+++ Excerpted passage +++

Re: fundamental difference? from W. E. Perry on 2000-06-03 (xml-uri@w3.org from June 2000)

From: W. E. Perry <wperry@fiduciary.com>
Date: Sat, 03 Jun 2000 18:08:46 -0400
To: xml-uri@w3.org
Message-ID: <393981ED.7688415D@fiduciary.com>
"Simon St.Laurent" wrote:

> At 01:04 AM 6/3/00 -0400, Tim Berners-Lee wrote (in reply to Simon St.Laurent):
>     SSL>It doesn't mean that I'm right and you're wrong, but I think you have a
>     SSL>fundamentally different perspective of what a namespace is than a lot of
>
>     SSL>people on this list.
> >
>  TBL>That may be so.   However, as without that perspective there can be nothing
>
>  TBL>built on XML,  for me it is important.
>
> Okay... let's step back a little, since that perspective is not universally
> shared.  If you want to build further work on that perspective, you need to
> formalize and develop that perspective, getting buy-in and participation on
> both the overall perspective and the details from the larger communities
> where you mean to deploy that perspective.

More than that, all of us should realize that the alternative perspective (in my,
admittedly broad, terms:  XML as syntax rather than XML as agreed or expected
semantics) is not going to go away. It is the basis of pre-Infoset XML 1.0, and
many of us have taken that REC at its (literal) word and built production
applications on it. Now in the terms that John Cowan has phrased the 'moral'
question, my syntax-centric software is expendable because it is documents which
are precious. But I suspect that as a practical (and maybe even a moral) matter,
my software will continue to be useful, and used, because it performs commercially
necessary processes in an efficient and predictable way and has an auditable
history of producing correct results. In the world of production commercial
software those are precious qualities.

At the same time, I agree absolutely with John that documents are precious. So
much so, in fact, that I'll assert I treat documents--even what others might
regard as the ephemera with which I work:  securities orders, execution
reportings, cashiering tickets--with greater deference than do those who care more
about the meaning, the semantics, the intent of documents than about their syntax
and literal content. I have to:  it is the literal indications of quantity, price,
terms of execution, identity of the trade counterparty, identity of the custody
account, etc. on which all of my processing and all of my particular semantic
elaborations must depend. If a transaction is questioned, the investigation and
determination of that challenge will turn ultimately on its literal terms as
literally expressed in the particular syntax of an instance document, not on the
semantics I elaborated from that syntax, nor my assumptions of its 'intent',
however usual or industry-standard my semantic expectations might be. Add to this
that in the past fifteen years the business that I do has become thoroughly
global. One result is that what might once have been a reasonably defensible
argument that expected industry practice is to elaborate particular semantics from
given syntax would now most charitably be considered quaintly provincial.

+++ Extracted information +++

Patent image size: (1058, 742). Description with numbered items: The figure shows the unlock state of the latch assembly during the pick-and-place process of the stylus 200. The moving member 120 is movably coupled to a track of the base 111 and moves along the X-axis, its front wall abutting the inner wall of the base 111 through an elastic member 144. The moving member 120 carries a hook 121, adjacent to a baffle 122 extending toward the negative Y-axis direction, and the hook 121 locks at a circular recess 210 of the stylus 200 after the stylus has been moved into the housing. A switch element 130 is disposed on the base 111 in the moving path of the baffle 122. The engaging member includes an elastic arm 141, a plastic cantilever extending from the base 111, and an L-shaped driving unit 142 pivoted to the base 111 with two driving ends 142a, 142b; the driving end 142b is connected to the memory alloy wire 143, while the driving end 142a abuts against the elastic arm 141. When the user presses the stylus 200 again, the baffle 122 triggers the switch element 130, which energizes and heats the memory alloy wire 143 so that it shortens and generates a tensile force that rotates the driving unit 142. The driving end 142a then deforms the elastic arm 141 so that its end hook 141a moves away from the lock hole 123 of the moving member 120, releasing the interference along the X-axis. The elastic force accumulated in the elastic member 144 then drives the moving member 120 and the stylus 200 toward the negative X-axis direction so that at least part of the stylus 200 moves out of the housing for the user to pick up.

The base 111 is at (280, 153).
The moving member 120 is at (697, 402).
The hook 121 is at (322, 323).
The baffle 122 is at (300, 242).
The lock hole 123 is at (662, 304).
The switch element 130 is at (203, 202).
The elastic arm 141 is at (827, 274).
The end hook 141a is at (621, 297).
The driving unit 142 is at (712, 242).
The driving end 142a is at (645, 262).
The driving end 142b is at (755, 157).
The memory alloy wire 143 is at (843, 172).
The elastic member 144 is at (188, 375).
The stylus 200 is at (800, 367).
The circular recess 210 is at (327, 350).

+++

*What you will do:*
a: From the message on XML syntax and semantics, reproduce the passage starting at "More than that, all" and ending at "are precious qualities.".
b: In the message on XML syntax and semantics, which documents does the writer name as the ephemera he works with?
c: Carry on with the message on XML syntax and semantics from the point where it stops.

*Responses by task:*
a:
More than that, all of us should realize that the alternative perspective (in my,
admittedly broad, terms:  XML as syntax rather than XML as agreed or expected
semantics) is not going to go away. It is the basis of pre-Infoset XML 1.0, and
many of us have taken that REC at its (literal) word and built production
applications on it. Now in the terms that John Cowan has phrased the 'moral'
question, my syntax-centric software is expendable because it is documents which
are precious. But I suspect that as a practical (and maybe even a moral) matter,
my software will continue to be useful, and used, because it performs commercially
necessary processes in an efficient and predictable way and has an auditable
history of producing correct results. In the world of production commercial
software those are precious qualities.

b: Securities orders, execution reportings, and cashiering tickets.

c:
The phenomenon which financial services has had to confront sooner than other
industries is that things with similar names (after natural language translation)
and apparently similar properties do get processed in very different ways in
different places. That assertion should look very familiar to this list:  it is,
after all, the fundamental rationale for namespaces. The problem is that, in my
empirical experience, XML namespaces attempt to solve this problem the wrong way
around. The semantically-elaborated understanding of namespaces advocated by Tim
Berners-Lee, Dan Connolly, et. al., even before it progresses to the expectation
of dereferencing those namespaces to schemas, and perhaps later to 'standard'
processing methods or who-knows-what-else, is mistaking the data for the uses of
the data. If I am a cash settlement processing node in Thailand, I know how to
perform the locally-expected process for paying or receiving the cash side of a
securities transaction, and inherent (and probably encapsulated) in that process I
know what data I require to do it. If you are an order ticket or an execution
reporting on the trade which I am processing the cash settlement for, you should
not even know that I am using you as one of my several inputs to this process.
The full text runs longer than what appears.